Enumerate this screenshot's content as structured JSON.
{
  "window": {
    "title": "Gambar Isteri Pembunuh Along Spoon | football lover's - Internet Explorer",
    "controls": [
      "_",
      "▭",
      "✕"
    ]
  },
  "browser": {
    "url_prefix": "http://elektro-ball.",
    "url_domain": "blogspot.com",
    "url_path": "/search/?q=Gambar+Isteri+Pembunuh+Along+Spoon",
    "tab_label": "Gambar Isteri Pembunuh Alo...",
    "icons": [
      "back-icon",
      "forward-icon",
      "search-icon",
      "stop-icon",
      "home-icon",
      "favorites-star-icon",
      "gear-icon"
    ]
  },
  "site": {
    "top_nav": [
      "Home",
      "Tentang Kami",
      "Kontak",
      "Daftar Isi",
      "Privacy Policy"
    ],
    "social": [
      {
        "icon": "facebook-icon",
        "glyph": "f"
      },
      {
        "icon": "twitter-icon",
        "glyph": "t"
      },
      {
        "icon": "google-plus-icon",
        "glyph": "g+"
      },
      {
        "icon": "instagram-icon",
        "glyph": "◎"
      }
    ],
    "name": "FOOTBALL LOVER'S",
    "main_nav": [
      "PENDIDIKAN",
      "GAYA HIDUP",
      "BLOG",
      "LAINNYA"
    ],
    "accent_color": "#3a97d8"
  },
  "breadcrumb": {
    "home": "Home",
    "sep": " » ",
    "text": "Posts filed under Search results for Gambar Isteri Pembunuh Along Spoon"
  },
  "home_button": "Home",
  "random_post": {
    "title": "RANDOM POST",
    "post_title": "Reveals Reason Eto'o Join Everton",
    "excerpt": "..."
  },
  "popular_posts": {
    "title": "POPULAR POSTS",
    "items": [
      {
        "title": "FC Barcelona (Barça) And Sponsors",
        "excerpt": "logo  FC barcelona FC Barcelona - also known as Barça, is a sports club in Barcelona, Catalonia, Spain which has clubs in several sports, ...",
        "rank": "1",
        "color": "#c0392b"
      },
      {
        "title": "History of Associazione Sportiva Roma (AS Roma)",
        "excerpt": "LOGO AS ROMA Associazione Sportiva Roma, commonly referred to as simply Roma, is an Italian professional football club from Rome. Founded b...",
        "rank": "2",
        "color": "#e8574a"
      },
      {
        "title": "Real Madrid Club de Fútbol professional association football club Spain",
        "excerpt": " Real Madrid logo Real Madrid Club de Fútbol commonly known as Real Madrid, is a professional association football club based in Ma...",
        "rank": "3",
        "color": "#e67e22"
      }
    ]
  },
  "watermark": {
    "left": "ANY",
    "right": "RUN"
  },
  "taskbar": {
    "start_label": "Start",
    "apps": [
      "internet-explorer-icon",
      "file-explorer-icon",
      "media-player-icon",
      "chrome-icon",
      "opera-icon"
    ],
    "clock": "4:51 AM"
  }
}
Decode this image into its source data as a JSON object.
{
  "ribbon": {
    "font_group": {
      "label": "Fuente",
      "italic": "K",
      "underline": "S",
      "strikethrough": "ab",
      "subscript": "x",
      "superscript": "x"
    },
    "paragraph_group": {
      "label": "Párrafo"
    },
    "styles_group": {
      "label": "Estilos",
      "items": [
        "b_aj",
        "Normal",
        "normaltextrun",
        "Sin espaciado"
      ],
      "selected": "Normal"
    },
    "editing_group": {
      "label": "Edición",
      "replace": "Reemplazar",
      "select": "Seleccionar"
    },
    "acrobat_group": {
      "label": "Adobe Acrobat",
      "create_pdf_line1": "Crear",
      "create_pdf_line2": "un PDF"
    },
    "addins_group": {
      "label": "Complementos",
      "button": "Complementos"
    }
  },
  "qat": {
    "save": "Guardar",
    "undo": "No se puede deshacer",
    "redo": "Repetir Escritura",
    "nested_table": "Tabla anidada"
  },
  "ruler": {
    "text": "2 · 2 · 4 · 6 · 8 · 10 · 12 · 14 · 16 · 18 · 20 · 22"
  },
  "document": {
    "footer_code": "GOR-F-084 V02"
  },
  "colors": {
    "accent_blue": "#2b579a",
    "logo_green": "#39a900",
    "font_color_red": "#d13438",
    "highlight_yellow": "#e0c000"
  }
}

*Given instruction:*
Reproduce the data shown above exactly.

*Solution to this task:*
Enumerate this screenshot's content as structured JSON.
{
  "window": {
    "title": "Gambar Isteri Pembunuh Along Spoon | football lover's - Internet Explorer",
    "controls": [
      "_",
      "▭",
      "✕"
    ]
  },
  "browser": {
    "url_prefix": "http://elektro-ball.",
    "url_domain": "blogspot.com",
    "url_path": "/search/?q=Gambar+Isteri+Pembunuh+Along+Spoon",
    "tab_label": "Gambar Isteri Pembunuh Alo...",
    "icons": [
      "back-icon",
      "forward-icon",
      "search-icon",
      "stop-icon",
      "home-icon",
      "favorites-star-icon",
      "gear-icon"
    ]
  },
  "site": {
    "top_nav": [
      "Home",
      "Tentang Kami",
      "Kontak",
      "Daftar Isi",
      "Privacy Policy"
    ],
    "social": [
      {
        "icon": "facebook-icon",
        "glyph": "f"
      },
      {
        "icon": "twitter-icon",
        "glyph": "t"
      },
      {
        "icon": "google-plus-icon",
        "glyph": "g+"
      },
      {
        "icon": "instagram-icon",
        "glyph": "◎"
      }
    ],
    "name": "FOOTBALL LOVER'S",
    "main_nav": [
      "PENDIDIKAN",
      "GAYA HIDUP",
      "BLOG",
      "LAINNYA"
    ],
    "accent_color": "#3a97d8"
  },
  "breadcrumb": {
    "home": "Home",
    "sep": " » ",
    "text": "Posts filed under Search results for Gambar Isteri Pembunuh Along Spoon"
  },
  "home_button": "Home",
  "random_post": {
    "title": "RANDOM POST",
    "post_title": "Reveals Reason Eto'o Join Everton",
    "excerpt": "..."
  },
  "popular_posts": {
    "title": "POPULAR POSTS",
    "items": [
      {
        "title": "FC Barcelona (Barça) And Sponsors",
        "excerpt": "logo  FC barcelona FC Barcelona - also known as Barça, is a sports club in Barcelona, Catalonia, Spain which has clubs in several sports, ...",
        "rank": "1",
        "color": "#c0392b"
      },
      {
        "title": "History of Associazione Sportiva Roma (AS Roma)",
        "excerpt": "LOGO AS ROMA Associazione Sportiva Roma, commonly referred to as simply Roma, is an Italian professional football club from Rome. Founded b...",
        "rank": "2",
        "color": "#e8574a"
      },
      {
        "title": "Real Madrid Club de Fútbol professional association football club Spain",
        "excerpt": " Real Madrid logo Real Madrid Club de Fútbol commonly known as Real Madrid, is a professional association football club based in Ma...",
        "rank": "3",
        "color": "#e67e22"
      }
    ]
  },
  "watermark": {
    "left": "ANY",
    "right": "RUN"
  },
  "taskbar": {
    "start_label": "Start",
    "apps": [
      "internet-explorer-icon",
      "file-explorer-icon",
      "media-player-icon",
      "chrome-icon",
      "opera-icon"
    ],
    "clock": "4:51 AM"
  }
}
Decode this image into its source data as a JSON object.
{
  "ribbon": {
    "font_group": {
      "label": "Fuente",
      "italic": "K",
      "underline": "S",
      "strikethrough": "ab",
      "subscript": "x",
      "superscript": "x"
    },
    "paragraph_group": {
      "label": "Párrafo"
    },
    "styles_group": {
      "label": "Estilos",
      "items": [
        "b_aj",
        "Normal",
        "normaltextrun",
        "Sin espaciado"
      ],
      "selected": "Normal"
    },
    "editing_group": {
      "label": "Edición",
      "replace": "Reemplazar",
      "select": "Seleccionar"
    },
    "acrobat_group": {
      "label": "Adobe Acrobat",
      "create_pdf_line1": "Crear",
      "create_pdf_line2": "un PDF"
    },
    "addins_group": {
      "label": "Complementos",
      "button": "Complementos"
    }
  },
  "qat": {
    "save": "Guardar",
    "undo": "No se puede deshacer",
    "redo": "Repetir Escritura",
    "nested_table": "Tabla anidada"
  },
  "ruler": {
    "text": "2 · 2 · 4 · 6 · 8 · 10 · 12 · 14 · 16 · 18 · 20 · 22"
  },
  "document": {
    "footer_code": "GOR-F-084 V02"
  },
  "colors": {
    "accent_blue": "#2b579a",
    "logo_green": "#39a900",
    "font_color_red": "#d13438",
    "highlight_yellow": "#e0c000"
  }
}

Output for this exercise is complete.